Records supplied -
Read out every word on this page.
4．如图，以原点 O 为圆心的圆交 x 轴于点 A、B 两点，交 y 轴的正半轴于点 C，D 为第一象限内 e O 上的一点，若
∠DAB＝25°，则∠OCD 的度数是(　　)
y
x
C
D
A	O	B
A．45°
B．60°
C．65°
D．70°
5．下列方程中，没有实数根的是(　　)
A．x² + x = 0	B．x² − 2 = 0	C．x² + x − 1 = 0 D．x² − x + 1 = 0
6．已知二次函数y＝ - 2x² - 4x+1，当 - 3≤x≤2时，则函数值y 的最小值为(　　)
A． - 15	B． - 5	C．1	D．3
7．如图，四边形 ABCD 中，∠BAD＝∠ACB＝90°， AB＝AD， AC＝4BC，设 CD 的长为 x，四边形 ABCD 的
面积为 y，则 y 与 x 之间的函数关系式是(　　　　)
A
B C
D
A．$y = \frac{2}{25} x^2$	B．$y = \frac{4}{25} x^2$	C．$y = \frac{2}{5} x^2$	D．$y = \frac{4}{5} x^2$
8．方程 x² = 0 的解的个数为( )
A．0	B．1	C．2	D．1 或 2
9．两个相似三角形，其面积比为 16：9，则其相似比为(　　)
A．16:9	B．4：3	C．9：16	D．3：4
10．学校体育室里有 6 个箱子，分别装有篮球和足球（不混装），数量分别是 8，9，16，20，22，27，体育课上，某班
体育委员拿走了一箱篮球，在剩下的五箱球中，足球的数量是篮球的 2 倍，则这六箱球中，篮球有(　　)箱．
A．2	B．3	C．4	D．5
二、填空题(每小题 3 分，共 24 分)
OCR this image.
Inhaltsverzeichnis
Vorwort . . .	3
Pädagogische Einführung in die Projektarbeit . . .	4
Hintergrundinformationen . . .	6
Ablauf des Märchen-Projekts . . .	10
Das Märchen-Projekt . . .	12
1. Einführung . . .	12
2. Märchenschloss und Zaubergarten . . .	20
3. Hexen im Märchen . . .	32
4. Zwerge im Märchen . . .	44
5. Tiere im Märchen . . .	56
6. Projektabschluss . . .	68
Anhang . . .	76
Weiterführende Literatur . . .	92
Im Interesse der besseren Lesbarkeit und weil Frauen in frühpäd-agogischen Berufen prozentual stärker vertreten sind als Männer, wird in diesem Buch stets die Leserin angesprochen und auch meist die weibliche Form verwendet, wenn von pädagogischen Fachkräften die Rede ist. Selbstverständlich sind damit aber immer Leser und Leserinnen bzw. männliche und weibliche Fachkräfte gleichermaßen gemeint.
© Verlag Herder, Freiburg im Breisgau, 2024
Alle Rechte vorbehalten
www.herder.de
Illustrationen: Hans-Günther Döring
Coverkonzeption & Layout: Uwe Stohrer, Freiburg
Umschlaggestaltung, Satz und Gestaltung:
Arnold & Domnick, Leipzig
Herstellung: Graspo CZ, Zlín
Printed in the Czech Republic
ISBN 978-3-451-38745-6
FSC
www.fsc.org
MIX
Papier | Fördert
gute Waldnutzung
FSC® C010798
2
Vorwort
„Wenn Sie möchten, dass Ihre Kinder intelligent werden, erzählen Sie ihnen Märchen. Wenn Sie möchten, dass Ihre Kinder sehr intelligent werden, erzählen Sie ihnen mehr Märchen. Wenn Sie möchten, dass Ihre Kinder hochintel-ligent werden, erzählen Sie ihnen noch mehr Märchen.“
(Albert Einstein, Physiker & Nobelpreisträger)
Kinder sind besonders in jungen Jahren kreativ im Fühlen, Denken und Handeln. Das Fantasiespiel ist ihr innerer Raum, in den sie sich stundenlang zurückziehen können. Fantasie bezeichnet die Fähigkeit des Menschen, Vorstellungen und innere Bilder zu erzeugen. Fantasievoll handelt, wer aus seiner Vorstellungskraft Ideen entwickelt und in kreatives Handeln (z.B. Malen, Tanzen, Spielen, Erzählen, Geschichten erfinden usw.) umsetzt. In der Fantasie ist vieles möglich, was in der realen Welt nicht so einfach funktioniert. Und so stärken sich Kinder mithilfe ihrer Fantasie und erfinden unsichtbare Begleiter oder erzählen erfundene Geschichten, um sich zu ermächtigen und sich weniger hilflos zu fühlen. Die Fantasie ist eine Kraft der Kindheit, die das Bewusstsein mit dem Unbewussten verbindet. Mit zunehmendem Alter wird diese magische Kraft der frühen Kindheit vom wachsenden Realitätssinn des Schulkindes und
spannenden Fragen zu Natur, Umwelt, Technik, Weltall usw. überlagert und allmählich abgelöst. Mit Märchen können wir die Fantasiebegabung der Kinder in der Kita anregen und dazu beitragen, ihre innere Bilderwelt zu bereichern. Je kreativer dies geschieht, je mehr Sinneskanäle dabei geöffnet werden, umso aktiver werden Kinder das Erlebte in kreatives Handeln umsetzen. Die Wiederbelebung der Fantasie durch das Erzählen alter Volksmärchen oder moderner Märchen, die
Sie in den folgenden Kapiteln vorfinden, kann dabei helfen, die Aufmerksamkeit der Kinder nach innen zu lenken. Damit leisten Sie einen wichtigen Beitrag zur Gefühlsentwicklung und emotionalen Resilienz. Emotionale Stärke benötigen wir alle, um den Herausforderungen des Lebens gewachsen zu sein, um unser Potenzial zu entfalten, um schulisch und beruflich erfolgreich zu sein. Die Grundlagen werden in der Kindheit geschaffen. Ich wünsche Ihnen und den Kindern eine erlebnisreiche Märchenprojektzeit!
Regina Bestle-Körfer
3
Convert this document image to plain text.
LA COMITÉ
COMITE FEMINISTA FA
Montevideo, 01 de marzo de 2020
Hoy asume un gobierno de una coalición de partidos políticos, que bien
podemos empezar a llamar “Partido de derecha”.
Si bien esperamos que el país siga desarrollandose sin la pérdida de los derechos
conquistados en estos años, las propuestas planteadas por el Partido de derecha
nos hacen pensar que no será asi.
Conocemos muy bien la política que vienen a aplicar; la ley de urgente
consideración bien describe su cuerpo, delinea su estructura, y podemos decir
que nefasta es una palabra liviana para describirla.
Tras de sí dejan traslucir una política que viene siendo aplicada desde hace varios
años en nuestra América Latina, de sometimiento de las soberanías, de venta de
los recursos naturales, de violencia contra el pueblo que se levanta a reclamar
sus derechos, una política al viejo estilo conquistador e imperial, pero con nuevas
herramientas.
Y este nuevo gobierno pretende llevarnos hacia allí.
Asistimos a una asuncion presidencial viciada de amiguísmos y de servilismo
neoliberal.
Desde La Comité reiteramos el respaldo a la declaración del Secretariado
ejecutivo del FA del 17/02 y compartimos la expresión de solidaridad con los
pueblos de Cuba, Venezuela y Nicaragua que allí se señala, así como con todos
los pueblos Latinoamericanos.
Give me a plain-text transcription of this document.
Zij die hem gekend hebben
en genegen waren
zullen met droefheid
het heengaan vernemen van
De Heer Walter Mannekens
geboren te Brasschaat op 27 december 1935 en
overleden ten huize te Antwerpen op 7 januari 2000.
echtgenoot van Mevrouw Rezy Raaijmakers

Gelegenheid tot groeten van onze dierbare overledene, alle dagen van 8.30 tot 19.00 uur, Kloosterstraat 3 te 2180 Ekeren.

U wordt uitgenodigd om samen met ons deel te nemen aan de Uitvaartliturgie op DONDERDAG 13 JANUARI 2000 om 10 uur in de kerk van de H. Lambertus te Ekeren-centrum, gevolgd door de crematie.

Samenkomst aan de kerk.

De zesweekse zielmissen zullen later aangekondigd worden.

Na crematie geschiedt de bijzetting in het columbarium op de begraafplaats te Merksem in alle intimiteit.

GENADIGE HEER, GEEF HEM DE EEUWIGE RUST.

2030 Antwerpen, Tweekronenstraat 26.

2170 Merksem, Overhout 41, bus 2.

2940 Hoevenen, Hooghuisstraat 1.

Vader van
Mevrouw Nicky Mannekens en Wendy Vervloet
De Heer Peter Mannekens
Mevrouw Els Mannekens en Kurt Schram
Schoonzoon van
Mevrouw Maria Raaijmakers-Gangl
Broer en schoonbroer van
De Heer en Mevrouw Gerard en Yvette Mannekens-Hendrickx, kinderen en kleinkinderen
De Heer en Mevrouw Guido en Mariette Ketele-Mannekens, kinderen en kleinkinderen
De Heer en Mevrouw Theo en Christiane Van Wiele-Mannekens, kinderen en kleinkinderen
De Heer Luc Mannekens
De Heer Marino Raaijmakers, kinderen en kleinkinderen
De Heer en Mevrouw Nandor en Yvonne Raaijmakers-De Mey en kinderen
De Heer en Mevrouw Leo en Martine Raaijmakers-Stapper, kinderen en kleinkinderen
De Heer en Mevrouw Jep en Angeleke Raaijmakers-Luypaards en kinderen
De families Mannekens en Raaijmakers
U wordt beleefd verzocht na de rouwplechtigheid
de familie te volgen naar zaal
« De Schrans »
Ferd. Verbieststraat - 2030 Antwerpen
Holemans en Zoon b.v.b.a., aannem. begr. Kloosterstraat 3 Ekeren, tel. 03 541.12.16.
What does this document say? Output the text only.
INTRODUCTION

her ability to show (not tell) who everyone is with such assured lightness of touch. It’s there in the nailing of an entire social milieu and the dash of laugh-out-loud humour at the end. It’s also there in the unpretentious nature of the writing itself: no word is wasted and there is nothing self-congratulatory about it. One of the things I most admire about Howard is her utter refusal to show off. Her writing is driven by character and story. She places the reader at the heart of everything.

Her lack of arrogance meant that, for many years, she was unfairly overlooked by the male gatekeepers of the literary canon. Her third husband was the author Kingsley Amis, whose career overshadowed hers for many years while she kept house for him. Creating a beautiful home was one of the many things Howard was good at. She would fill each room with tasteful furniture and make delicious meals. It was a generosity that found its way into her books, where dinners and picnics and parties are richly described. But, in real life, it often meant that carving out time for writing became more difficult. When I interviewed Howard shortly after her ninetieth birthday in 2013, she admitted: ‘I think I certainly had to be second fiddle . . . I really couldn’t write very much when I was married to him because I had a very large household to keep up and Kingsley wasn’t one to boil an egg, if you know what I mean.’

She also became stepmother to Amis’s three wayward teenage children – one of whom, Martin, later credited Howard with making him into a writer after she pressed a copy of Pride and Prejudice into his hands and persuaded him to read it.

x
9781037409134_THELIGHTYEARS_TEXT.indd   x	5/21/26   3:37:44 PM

Your task - Using the records given above, list every line that includes the word "pueblos".

Complete response -
pueblos de Cuba, Venezuela y Nicaragua que allí se señala, así como con todos
los pueblos Latinoamericanos.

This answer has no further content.